>>>>>

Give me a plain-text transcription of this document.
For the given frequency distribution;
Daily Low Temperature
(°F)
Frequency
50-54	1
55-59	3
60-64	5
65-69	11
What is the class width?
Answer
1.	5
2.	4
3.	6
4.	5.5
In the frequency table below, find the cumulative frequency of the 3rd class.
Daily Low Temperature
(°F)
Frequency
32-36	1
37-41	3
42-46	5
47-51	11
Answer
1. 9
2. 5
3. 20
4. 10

<<<<<

Extract all the entries word for word.

Give me a plain-text transcription of this document.
For the given frequency distribution;
Daily Low Temperature
(°F)
Frequency
50-54	1
55-59	3
60-64	5
65-69	11
What is the class width?
Answer
1.	5
2.	4
3.	6
4.	5.5
In the frequency table below, find the cumulative frequency of the 3rd class.
Daily Low Temperature
(°F)
Frequency
32-36	1
37-41	3
42-46	5
47-51	11
Answer
1. 9
2. 5
3. 20
4. 10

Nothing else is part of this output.